(WORK INSTRUCTIONS)
Pictures do not belong in the copy; quote every entry below exactly.

(THE RECORDS)
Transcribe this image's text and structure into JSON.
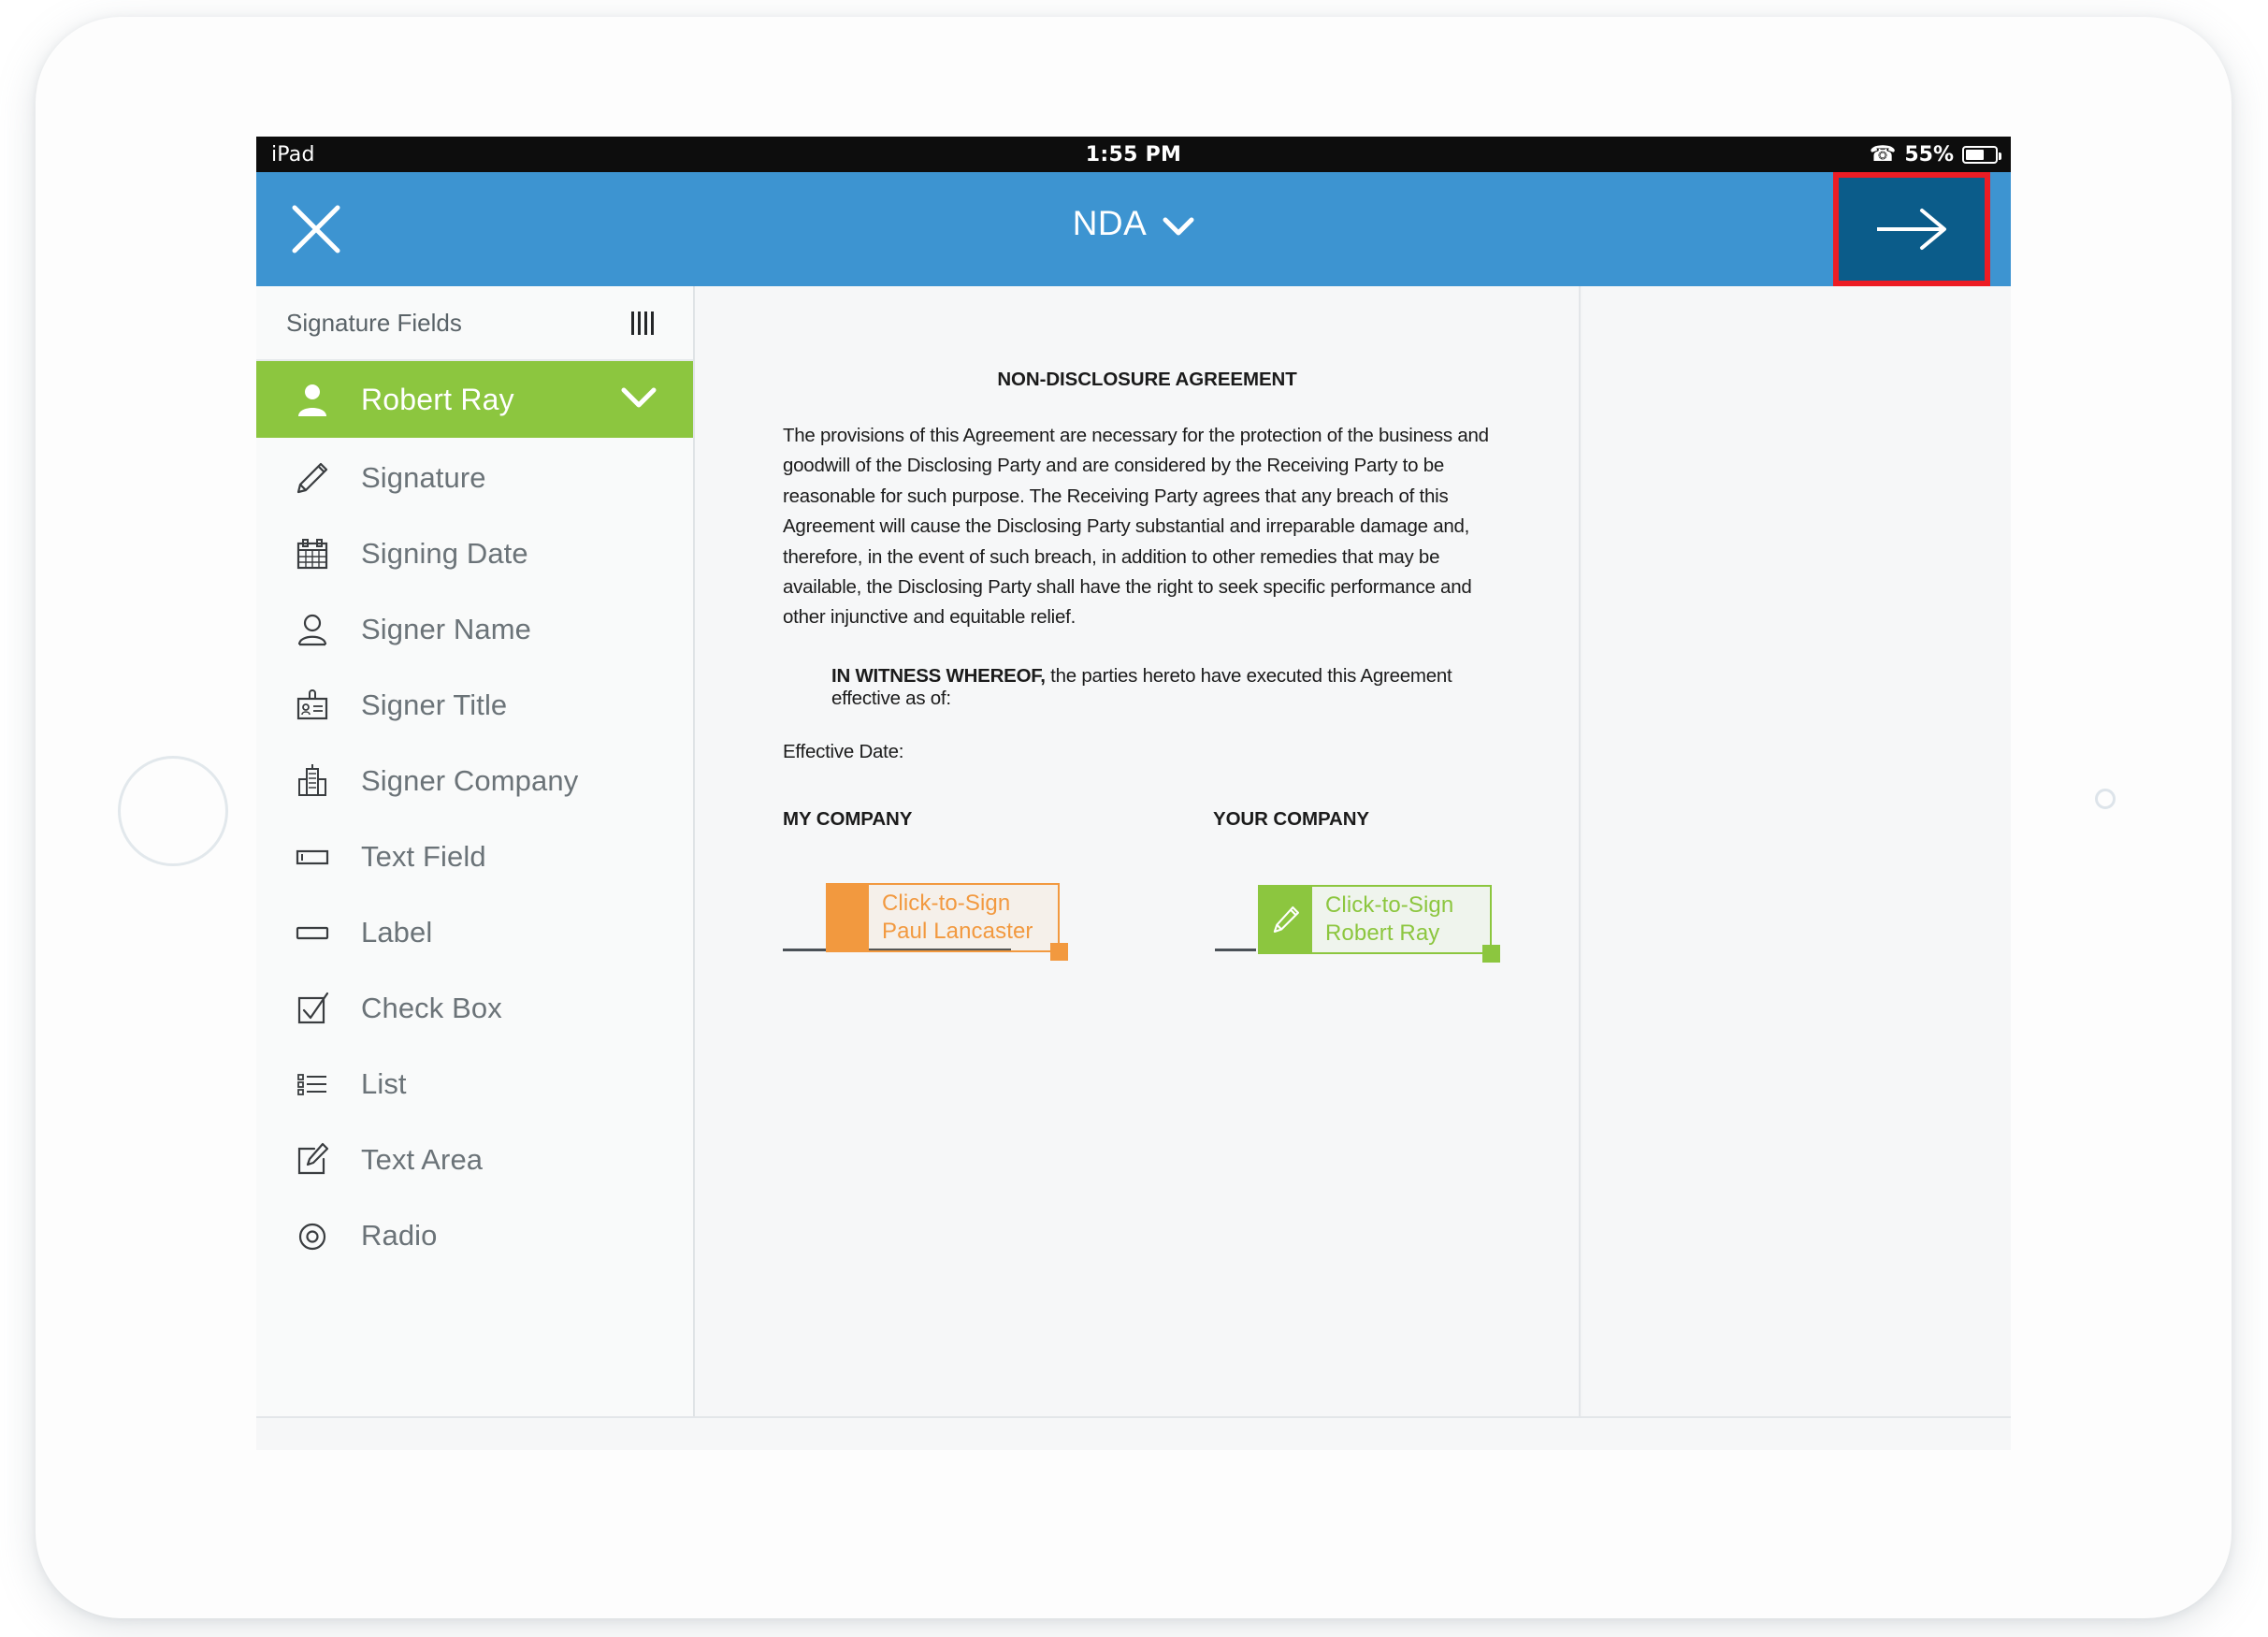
{
  "status_bar": {
    "device_label": "iPad",
    "time": "1:55 PM",
    "bluetooth_icon": "bluetooth-icon",
    "battery_percent": "55%",
    "battery_level": 55
  },
  "header": {
    "close_icon": "close-icon",
    "title": "NDA",
    "title_chevron_icon": "chevron-down-icon",
    "next_icon": "arrow-right-icon",
    "accent_color": "#3d94d1",
    "next_button_color": "#0b5c8a",
    "highlight_color": "#ec1c24"
  },
  "sidebar": {
    "header_title": "Signature Fields",
    "header_icon": "vertical-bars-icon",
    "signer": {
      "name": "Robert Ray",
      "icon": "person-filled-icon",
      "chevron_icon": "chevron-down-icon",
      "color": "#8cc63f"
    },
    "fields": [
      {
        "label": "Signature",
        "icon": "pen-icon"
      },
      {
        "label": "Signing Date",
        "icon": "calendar-icon"
      },
      {
        "label": "Signer Name",
        "icon": "person-outline-icon"
      },
      {
        "label": "Signer Title",
        "icon": "id-badge-icon"
      },
      {
        "label": "Signer Company",
        "icon": "building-icon"
      },
      {
        "label": "Text Field",
        "icon": "text-field-icon"
      },
      {
        "label": "Label",
        "icon": "label-icon"
      },
      {
        "label": "Check Box",
        "icon": "checkbox-icon"
      },
      {
        "label": "List",
        "icon": "list-icon"
      },
      {
        "label": "Text Area",
        "icon": "text-area-icon"
      },
      {
        "label": "Radio",
        "icon": "radio-icon"
      }
    ]
  },
  "document": {
    "title": "NON-DISCLOSURE AGREEMENT",
    "paragraph": "The provisions of this Agreement are necessary for the protection of the business and goodwill of the Disclosing Party and are considered by the Receiving Party to be reasonable for such purpose. The Receiving Party agrees that any breach of this Agreement will cause the Disclosing Party substantial and irreparable damage and, therefore, in the event of such breach, in addition to other remedies that may be available, the Disclosing Party shall have the right to seek specific performance and other injunctive and equitable relief.",
    "witness_bold": "IN WITNESS WHEREOF,",
    "witness_rest": " the parties hereto have executed this Agreement effective as of:",
    "effective_date_label": "Effective Date:",
    "company_my": "MY COMPANY",
    "company_your": "YOUR COMPANY",
    "signature_fields": [
      {
        "id": "orange",
        "action_label": "Click-to-Sign",
        "signer_name": "Paul Lancaster",
        "color": "#f2993f",
        "icon": "blank-icon",
        "handle_icon": "resize-handle-icon"
      },
      {
        "id": "green",
        "action_label": "Click-to-Sign",
        "signer_name": "Robert Ray",
        "color": "#8cc63f",
        "icon": "pen-icon",
        "handle_icon": "resize-handle-icon"
      }
    ]
  }
}
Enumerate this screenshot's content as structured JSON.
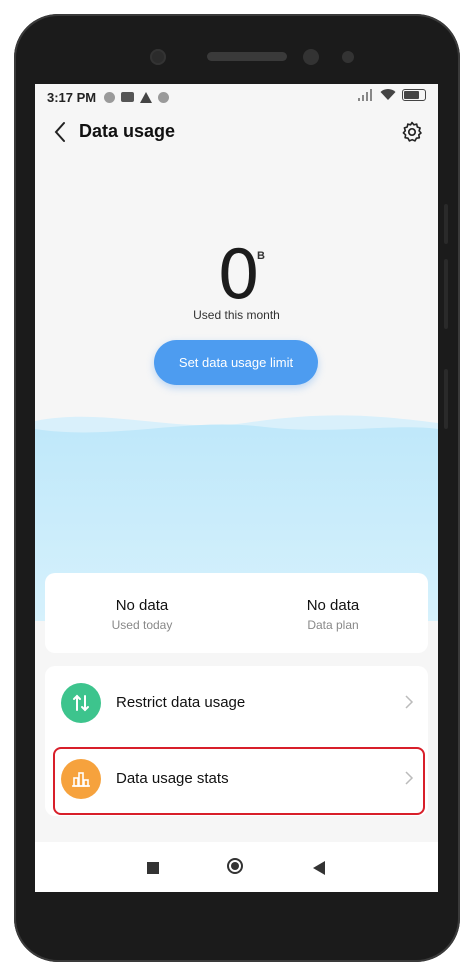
{
  "status": {
    "time": "3:17 PM"
  },
  "header": {
    "title": "Data usage"
  },
  "usage": {
    "value": "0",
    "unit": "B",
    "label": "Used this month",
    "limit_button": "Set data usage limit"
  },
  "stats": [
    {
      "value": "No data",
      "label": "Used today"
    },
    {
      "value": "No data",
      "label": "Data plan"
    }
  ],
  "menu": [
    {
      "label": "Restrict data usage",
      "icon": "restrict-data-icon",
      "color": "#3dc48d"
    },
    {
      "label": "Data usage stats",
      "icon": "stats-chart-icon",
      "color": "#f6a23d",
      "highlighted": true
    }
  ],
  "colors": {
    "accent": "#4d9cf0",
    "wave": "#c6ecfb",
    "highlight_border": "#d81f2a"
  }
}
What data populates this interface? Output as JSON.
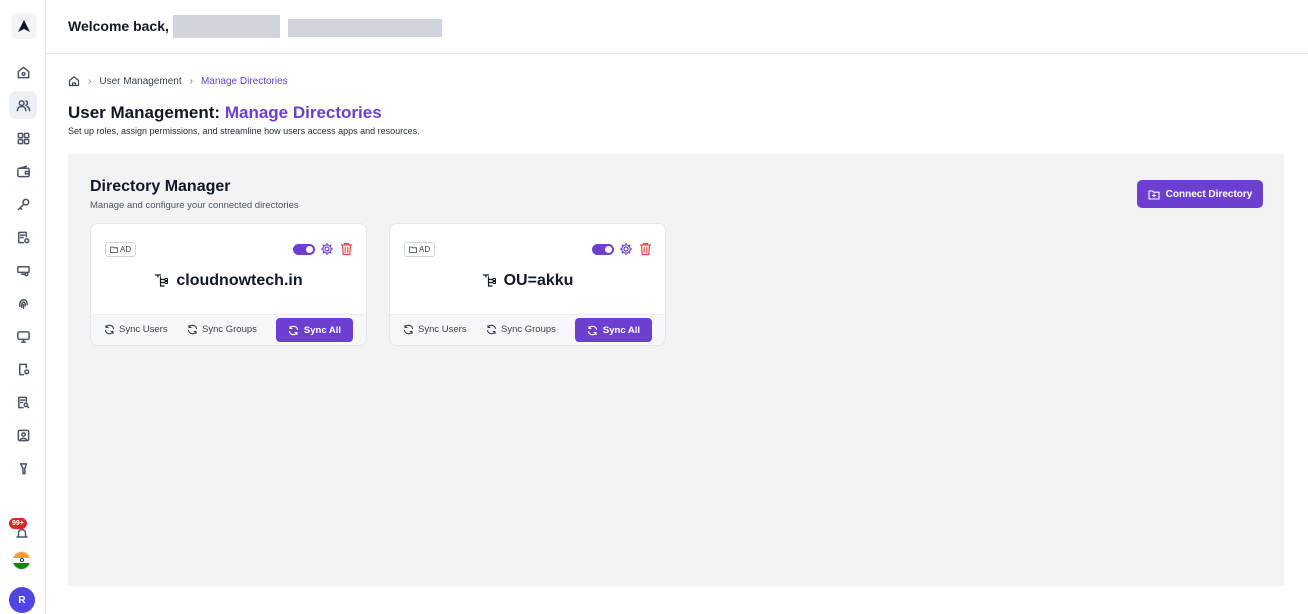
{
  "header": {
    "welcome": "Welcome back,"
  },
  "breadcrumb": {
    "home_icon": "home-icon",
    "items": [
      "User Management",
      "Manage Directories"
    ]
  },
  "page": {
    "title_prefix": "User Management:",
    "title_accent": "Manage Directories",
    "subtitle": "Set up roles, assign permissions, and streamline how users access apps and resources."
  },
  "panel": {
    "title": "Directory Manager",
    "subtitle": "Manage and configure your connected directories",
    "connect_label": "Connect Directory"
  },
  "cards": [
    {
      "tag": "AD",
      "name": "cloudnowtech.in",
      "sync_users": "Sync Users",
      "sync_groups": "Sync Groups",
      "sync_all": "Sync All",
      "enabled": true
    },
    {
      "tag": "AD",
      "name": "OU=akku",
      "sync_users": "Sync Users",
      "sync_groups": "Sync Groups",
      "sync_all": "Sync All",
      "enabled": true
    }
  ],
  "sidebar": {
    "items": [
      "home-icon",
      "users-icon",
      "apps-grid-icon",
      "wallet-icon",
      "key-icon",
      "document-settings-icon",
      "device-key-icon",
      "fingerprint-icon",
      "monitor-icon",
      "mobile-settings-icon",
      "report-search-icon",
      "id-card-icon",
      "magic-wand-icon"
    ],
    "active": "users-icon",
    "notification_badge": "99+",
    "avatar_initial": "R"
  },
  "colors": {
    "accent": "#6d3fd1",
    "danger": "#ef4444",
    "panel_bg": "#f3f3f3"
  }
}
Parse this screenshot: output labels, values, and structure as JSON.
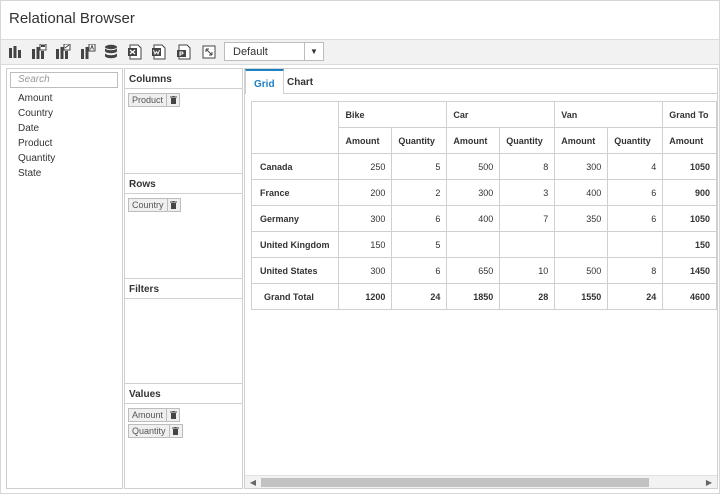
{
  "app": {
    "title": "Relational Browser"
  },
  "toolbar": {
    "buttons": [
      "new-report-icon",
      "save-report-icon",
      "save-as-icon",
      "rename-report-icon",
      "mdx-query-icon",
      "export-excel-icon",
      "export-word-icon",
      "export-pdf-icon",
      "fullscreen-icon"
    ],
    "report_selected": "Default"
  },
  "field_list": {
    "search_placeholder": "Search",
    "fields": [
      "Amount",
      "Country",
      "Date",
      "Product",
      "Quantity",
      "State"
    ]
  },
  "axes": {
    "columns": {
      "label": "Columns",
      "items": [
        "Product"
      ]
    },
    "rows": {
      "label": "Rows",
      "items": [
        "Country"
      ]
    },
    "filters": {
      "label": "Filters",
      "items": []
    },
    "values": {
      "label": "Values",
      "items": [
        "Amount",
        "Quantity"
      ]
    }
  },
  "tabs": {
    "grid": "Grid",
    "chart": "Chart"
  },
  "grid": {
    "products": [
      "Bike",
      "Car",
      "Van",
      "Grand To"
    ],
    "measures": [
      "Amount",
      "Quantity",
      "Amount",
      "Quantity",
      "Amount",
      "Quantity",
      "Amount"
    ],
    "rows": [
      {
        "label": "Canada",
        "cells": [
          "250",
          "5",
          "500",
          "8",
          "300",
          "4",
          "1050"
        ]
      },
      {
        "label": "France",
        "cells": [
          "200",
          "2",
          "300",
          "3",
          "400",
          "6",
          "900"
        ]
      },
      {
        "label": "Germany",
        "cells": [
          "300",
          "6",
          "400",
          "7",
          "350",
          "6",
          "1050"
        ]
      },
      {
        "label": "United Kingdom",
        "cells": [
          "150",
          "5",
          "",
          "",
          "",
          "",
          "150"
        ]
      },
      {
        "label": "United States",
        "cells": [
          "300",
          "6",
          "650",
          "10",
          "500",
          "8",
          "1450"
        ]
      }
    ],
    "total": {
      "label": "Grand Total",
      "cells": [
        "1200",
        "24",
        "1850",
        "28",
        "1550",
        "24",
        "4600"
      ]
    }
  },
  "colors": {
    "accent": "#1e7fc2",
    "border": "#d0d0d0",
    "toolbar_bg": "#f2f2f2"
  }
}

(FINISHED ANSWER)
Transcribe this image's text and structure into JSON.
{
  "status_bar": {
    "device_label": "iPad",
    "time": "1:55 PM",
    "bluetooth_icon": "bluetooth-icon",
    "battery_percent": "55%",
    "battery_level": 55
  },
  "header": {
    "close_icon": "close-icon",
    "title": "NDA",
    "title_chevron_icon": "chevron-down-icon",
    "next_icon": "arrow-right-icon",
    "accent_color": "#3d94d1",
    "next_button_color": "#0b5c8a",
    "highlight_color": "#ec1c24"
  },
  "sidebar": {
    "header_title": "Signature Fields",
    "header_icon": "vertical-bars-icon",
    "signer": {
      "name": "Robert Ray",
      "icon": "person-filled-icon",
      "chevron_icon": "chevron-down-icon",
      "color": "#8cc63f"
    },
    "fields": [
      {
        "label": "Signature",
        "icon": "pen-icon"
      },
      {
        "label": "Signing Date",
        "icon": "calendar-icon"
      },
      {
        "label": "Signer Name",
        "icon": "person-outline-icon"
      },
      {
        "label": "Signer Title",
        "icon": "id-badge-icon"
      },
      {
        "label": "Signer Company",
        "icon": "building-icon"
      },
      {
        "label": "Text Field",
        "icon": "text-field-icon"
      },
      {
        "label": "Label",
        "icon": "label-icon"
      },
      {
        "label": "Check Box",
        "icon": "checkbox-icon"
      },
      {
        "label": "List",
        "icon": "list-icon"
      },
      {
        "label": "Text Area",
        "icon": "text-area-icon"
      },
      {
        "label": "Radio",
        "icon": "radio-icon"
      }
    ]
  },
  "document": {
    "title": "NON-DISCLOSURE AGREEMENT",
    "paragraph": "The provisions of this Agreement are necessary for the protection of the business and goodwill of the Disclosing Party and are considered by the Receiving Party to be reasonable for such purpose. The Receiving Party agrees that any breach of this Agreement will cause the Disclosing Party substantial and irreparable damage and, therefore, in the event of such breach, in addition to other remedies that may be available, the Disclosing Party shall have the right to seek specific performance and other injunctive and equitable relief.",
    "witness_bold": "IN WITNESS WHEREOF,",
    "witness_rest": " the parties hereto have executed this Agreement effective as of:",
    "effective_date_label": "Effective Date:",
    "company_my": "MY COMPANY",
    "company_your": "YOUR COMPANY",
    "signature_fields": [
      {
        "id": "orange",
        "action_label": "Click-to-Sign",
        "signer_name": "Paul Lancaster",
        "color": "#f2993f",
        "icon": "blank-icon",
        "handle_icon": "resize-handle-icon"
      },
      {
        "id": "green",
        "action_label": "Click-to-Sign",
        "signer_name": "Robert Ray",
        "color": "#8cc63f",
        "icon": "pen-icon",
        "handle_icon": "resize-handle-icon"
      }
    ]
  }
}
Enumerate this screenshot's content as structured JSON.
{
  "status": {
    "time": "3:17 PM"
  },
  "header": {
    "title": "Data usage"
  },
  "usage": {
    "value": "0",
    "unit": "B",
    "label": "Used this month",
    "limit_button": "Set data usage limit"
  },
  "stats": [
    {
      "value": "No data",
      "label": "Used today"
    },
    {
      "value": "No data",
      "label": "Data plan"
    }
  ],
  "menu": [
    {
      "label": "Restrict data usage",
      "icon": "restrict-data-icon",
      "color": "#3dc48d"
    },
    {
      "label": "Data usage stats",
      "icon": "stats-chart-icon",
      "color": "#f6a23d",
      "highlighted": true
    }
  ],
  "colors": {
    "accent": "#4d9cf0",
    "wave": "#c6ecfb",
    "highlight_border": "#d81f2a"
  }
}
What data populates this interface? Output as JSON.
{
  "header": {
    "welcome": "Welcome back,"
  },
  "breadcrumb": {
    "home_icon": "home-icon",
    "items": [
      "User Management",
      "Manage Directories"
    ]
  },
  "page": {
    "title_prefix": "User Management:",
    "title_accent": "Manage Directories",
    "subtitle": "Set up roles, assign permissions, and streamline how users access apps and resources."
  },
  "panel": {
    "title": "Directory Manager",
    "subtitle": "Manage and configure your connected directories",
    "connect_label": "Connect Directory"
  },
  "cards": [
    {
      "tag": "AD",
      "name": "cloudnowtech.in",
      "sync_users": "Sync Users",
      "sync_groups": "Sync Groups",
      "sync_all": "Sync All",
      "enabled": true
    },
    {
      "tag": "AD",
      "name": "OU=akku",
      "sync_users": "Sync Users",
      "sync_groups": "Sync Groups",
      "sync_all": "Sync All",
      "enabled": true
    }
  ],
  "sidebar": {
    "items": [
      "home-icon",
      "users-icon",
      "apps-grid-icon",
      "wallet-icon",
      "key-icon",
      "document-settings-icon",
      "device-key-icon",
      "fingerprint-icon",
      "monitor-icon",
      "mobile-settings-icon",
      "report-search-icon",
      "id-card-icon",
      "magic-wand-icon"
    ],
    "active": "users-icon",
    "notification_badge": "99+",
    "avatar_initial": "R"
  },
  "colors": {
    "accent": "#6d3fd1",
    "danger": "#ef4444",
    "panel_bg": "#f3f3f3"
  }
}
Parse this screenshot: output labels, values, and structure as JSON.
{
  "app": {
    "title": "Relational Browser"
  },
  "toolbar": {
    "buttons": [
      "new-report-icon",
      "save-report-icon",
      "save-as-icon",
      "rename-report-icon",
      "mdx-query-icon",
      "export-excel-icon",
      "export-word-icon",
      "export-pdf-icon",
      "fullscreen-icon"
    ],
    "report_selected": "Default"
  },
  "field_list": {
    "search_placeholder": "Search",
    "fields": [
      "Amount",
      "Country",
      "Date",
      "Product",
      "Quantity",
      "State"
    ]
  },
  "axes": {
    "columns": {
      "label": "Columns",
      "items": [
        "Product"
      ]
    },
    "rows": {
      "label": "Rows",
      "items": [
        "Country"
      ]
    },
    "filters": {
      "label": "Filters",
      "items": []
    },
    "values": {
      "label": "Values",
      "items": [
        "Amount",
        "Quantity"
      ]
    }
  },
  "tabs": {
    "grid": "Grid",
    "chart": "Chart"
  },
  "grid": {
    "products": [
      "Bike",
      "Car",
      "Van",
      "Grand To"
    ],
    "measures": [
      "Amount",
      "Quantity",
      "Amount",
      "Quantity",
      "Amount",
      "Quantity",
      "Amount"
    ],
    "rows": [
      {
        "label": "Canada",
        "cells": [
          "250",
          "5",
          "500",
          "8",
          "300",
          "4",
          "1050"
        ]
      },
      {
        "label": "France",
        "cells": [
          "200",
          "2",
          "300",
          "3",
          "400",
          "6",
          "900"
        ]
      },
      {
        "label": "Germany",
        "cells": [
          "300",
          "6",
          "400",
          "7",
          "350",
          "6",
          "1050"
        ]
      },
      {
        "label": "United Kingdom",
        "cells": [
          "150",
          "5",
          "",
          "",
          "",
          "",
          "150"
        ]
      },
      {
        "label": "United States",
        "cells": [
          "300",
          "6",
          "650",
          "10",
          "500",
          "8",
          "1450"
        ]
      }
    ],
    "total": {
      "label": "Grand Total",
      "cells": [
        "1200",
        "24",
        "1850",
        "28",
        "1550",
        "24",
        "4600"
      ]
    }
  },
  "colors": {
    "accent": "#1e7fc2",
    "border": "#d0d0d0",
    "toolbar_bg": "#f2f2f2"
  }
}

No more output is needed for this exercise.